## What is needed
Where a line of the listing below includes the word "structure", reproduce that line.

***

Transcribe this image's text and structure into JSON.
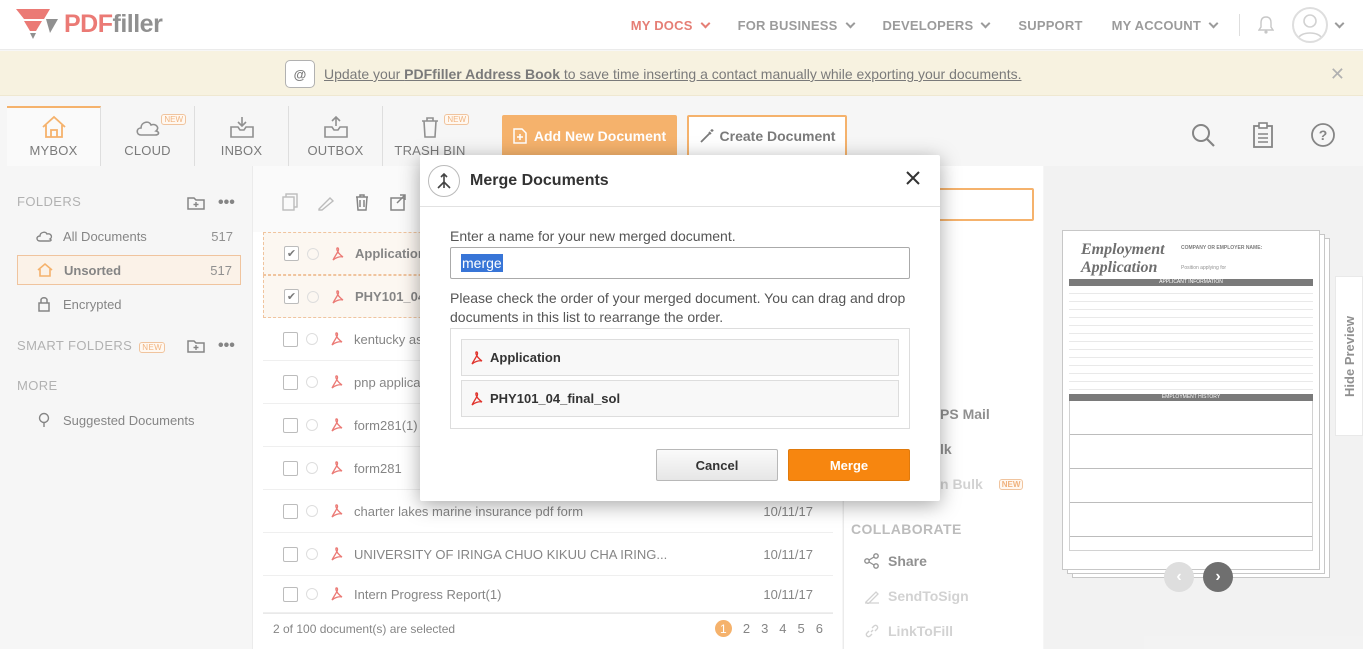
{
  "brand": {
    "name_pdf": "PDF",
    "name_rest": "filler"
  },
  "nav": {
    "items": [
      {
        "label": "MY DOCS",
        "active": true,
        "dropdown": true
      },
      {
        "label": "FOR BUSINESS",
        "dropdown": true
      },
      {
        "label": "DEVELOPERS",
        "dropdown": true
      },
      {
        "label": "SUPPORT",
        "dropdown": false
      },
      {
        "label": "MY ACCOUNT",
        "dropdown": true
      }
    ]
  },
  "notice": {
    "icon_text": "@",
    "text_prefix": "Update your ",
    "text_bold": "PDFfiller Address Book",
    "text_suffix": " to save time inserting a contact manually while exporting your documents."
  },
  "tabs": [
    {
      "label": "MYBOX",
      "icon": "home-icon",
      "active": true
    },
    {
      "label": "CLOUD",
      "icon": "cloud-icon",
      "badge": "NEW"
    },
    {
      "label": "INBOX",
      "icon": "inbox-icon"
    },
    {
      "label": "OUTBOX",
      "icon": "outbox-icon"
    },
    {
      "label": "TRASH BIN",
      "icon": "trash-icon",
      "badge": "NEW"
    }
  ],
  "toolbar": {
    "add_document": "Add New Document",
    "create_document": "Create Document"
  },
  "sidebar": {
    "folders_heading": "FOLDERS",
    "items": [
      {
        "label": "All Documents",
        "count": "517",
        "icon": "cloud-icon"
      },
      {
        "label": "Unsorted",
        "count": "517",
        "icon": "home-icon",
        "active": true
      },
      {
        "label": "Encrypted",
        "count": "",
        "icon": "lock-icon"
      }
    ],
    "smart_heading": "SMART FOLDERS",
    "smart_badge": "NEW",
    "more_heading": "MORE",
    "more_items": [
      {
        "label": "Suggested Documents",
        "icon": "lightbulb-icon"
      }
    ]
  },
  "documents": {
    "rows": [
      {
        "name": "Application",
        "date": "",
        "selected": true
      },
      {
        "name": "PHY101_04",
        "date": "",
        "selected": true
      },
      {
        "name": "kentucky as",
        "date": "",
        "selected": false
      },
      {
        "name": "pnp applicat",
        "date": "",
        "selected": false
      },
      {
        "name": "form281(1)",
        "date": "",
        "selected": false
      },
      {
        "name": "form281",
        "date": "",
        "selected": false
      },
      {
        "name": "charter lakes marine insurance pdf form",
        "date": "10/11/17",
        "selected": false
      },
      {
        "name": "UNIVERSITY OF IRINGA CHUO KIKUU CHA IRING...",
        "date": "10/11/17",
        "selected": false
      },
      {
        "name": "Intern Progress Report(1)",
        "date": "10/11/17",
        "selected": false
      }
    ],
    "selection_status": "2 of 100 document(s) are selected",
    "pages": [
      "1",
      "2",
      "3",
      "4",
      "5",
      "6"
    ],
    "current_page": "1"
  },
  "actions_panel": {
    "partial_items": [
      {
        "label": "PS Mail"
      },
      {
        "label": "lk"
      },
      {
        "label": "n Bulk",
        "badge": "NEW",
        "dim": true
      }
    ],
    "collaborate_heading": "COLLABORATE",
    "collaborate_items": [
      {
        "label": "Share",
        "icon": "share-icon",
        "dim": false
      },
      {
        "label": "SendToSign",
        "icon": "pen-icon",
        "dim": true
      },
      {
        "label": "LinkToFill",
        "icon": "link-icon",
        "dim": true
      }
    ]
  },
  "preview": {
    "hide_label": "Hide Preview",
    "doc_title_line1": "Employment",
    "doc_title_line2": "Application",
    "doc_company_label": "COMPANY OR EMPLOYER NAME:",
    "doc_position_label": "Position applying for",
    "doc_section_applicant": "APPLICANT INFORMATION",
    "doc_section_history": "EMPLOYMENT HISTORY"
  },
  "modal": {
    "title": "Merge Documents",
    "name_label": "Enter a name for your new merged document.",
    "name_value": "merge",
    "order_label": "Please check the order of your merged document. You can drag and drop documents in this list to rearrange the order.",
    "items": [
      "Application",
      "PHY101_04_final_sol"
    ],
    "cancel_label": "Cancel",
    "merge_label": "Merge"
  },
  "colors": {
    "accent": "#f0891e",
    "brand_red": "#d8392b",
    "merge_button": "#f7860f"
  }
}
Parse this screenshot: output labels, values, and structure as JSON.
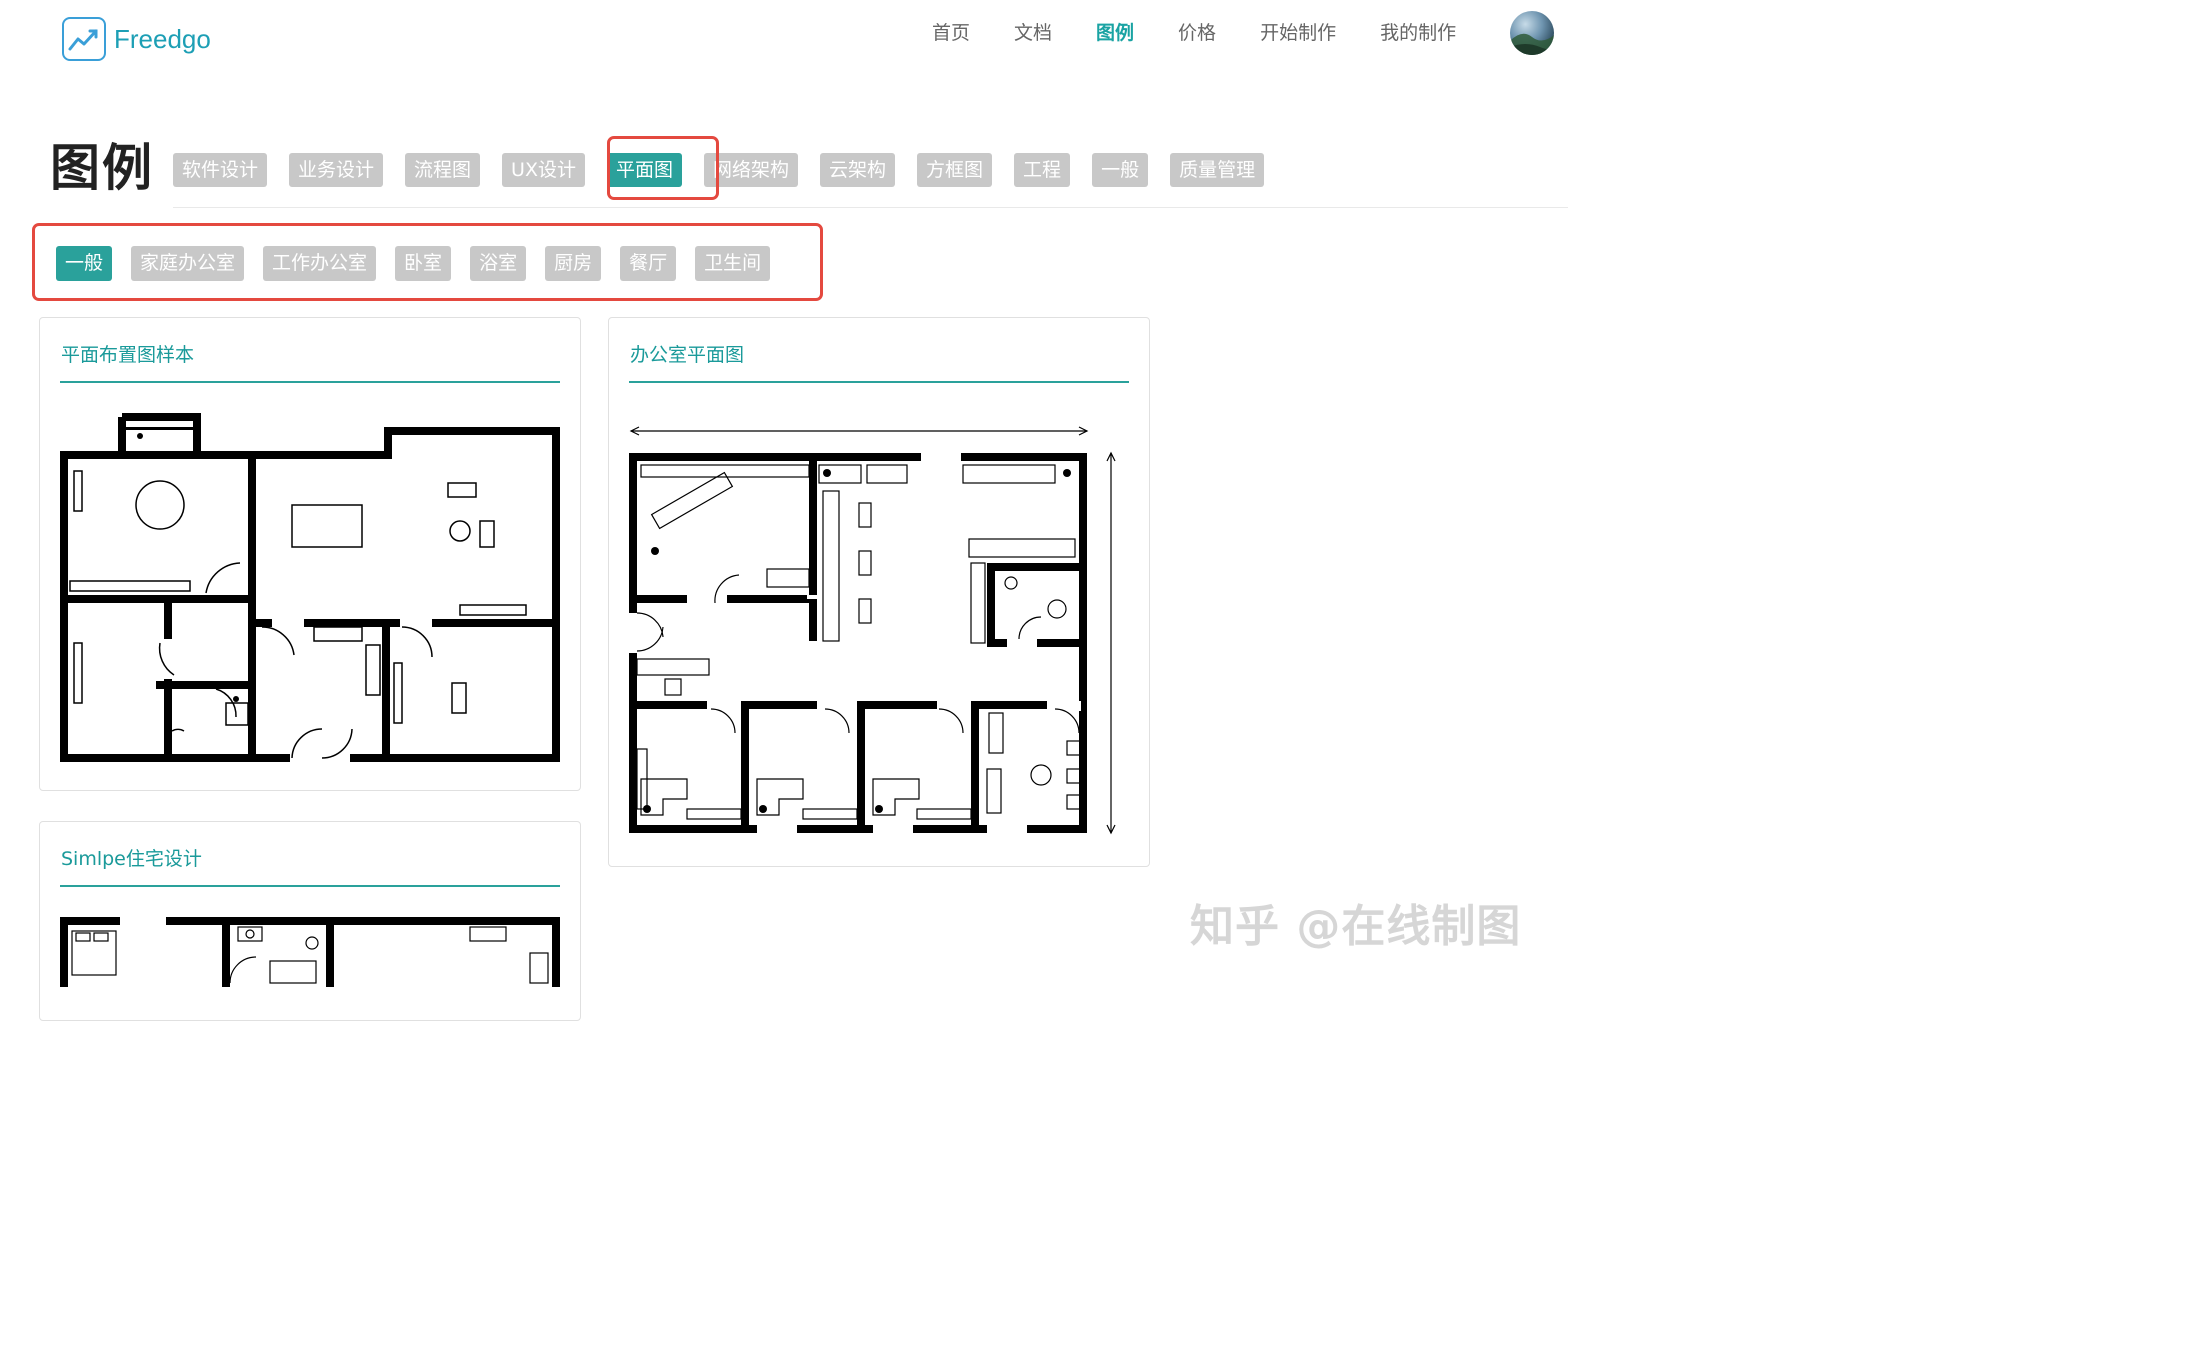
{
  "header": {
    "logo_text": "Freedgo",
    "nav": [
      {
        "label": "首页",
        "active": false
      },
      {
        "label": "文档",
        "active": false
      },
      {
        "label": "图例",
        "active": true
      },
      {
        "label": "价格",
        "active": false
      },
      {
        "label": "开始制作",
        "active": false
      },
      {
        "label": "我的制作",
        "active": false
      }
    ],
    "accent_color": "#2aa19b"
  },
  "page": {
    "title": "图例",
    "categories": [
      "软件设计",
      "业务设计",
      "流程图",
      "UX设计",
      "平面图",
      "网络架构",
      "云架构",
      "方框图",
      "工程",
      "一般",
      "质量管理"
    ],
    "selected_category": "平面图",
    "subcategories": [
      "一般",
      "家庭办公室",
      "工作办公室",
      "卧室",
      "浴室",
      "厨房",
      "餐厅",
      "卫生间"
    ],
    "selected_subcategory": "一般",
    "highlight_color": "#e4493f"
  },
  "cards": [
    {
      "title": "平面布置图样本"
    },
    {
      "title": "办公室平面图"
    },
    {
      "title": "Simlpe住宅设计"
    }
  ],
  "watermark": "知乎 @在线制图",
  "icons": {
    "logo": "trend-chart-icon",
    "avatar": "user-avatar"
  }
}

***

## Result for this task
Transcribe this image's text and structure into JSON.
Parse this screenshot: output labels, values, and structure as JSON.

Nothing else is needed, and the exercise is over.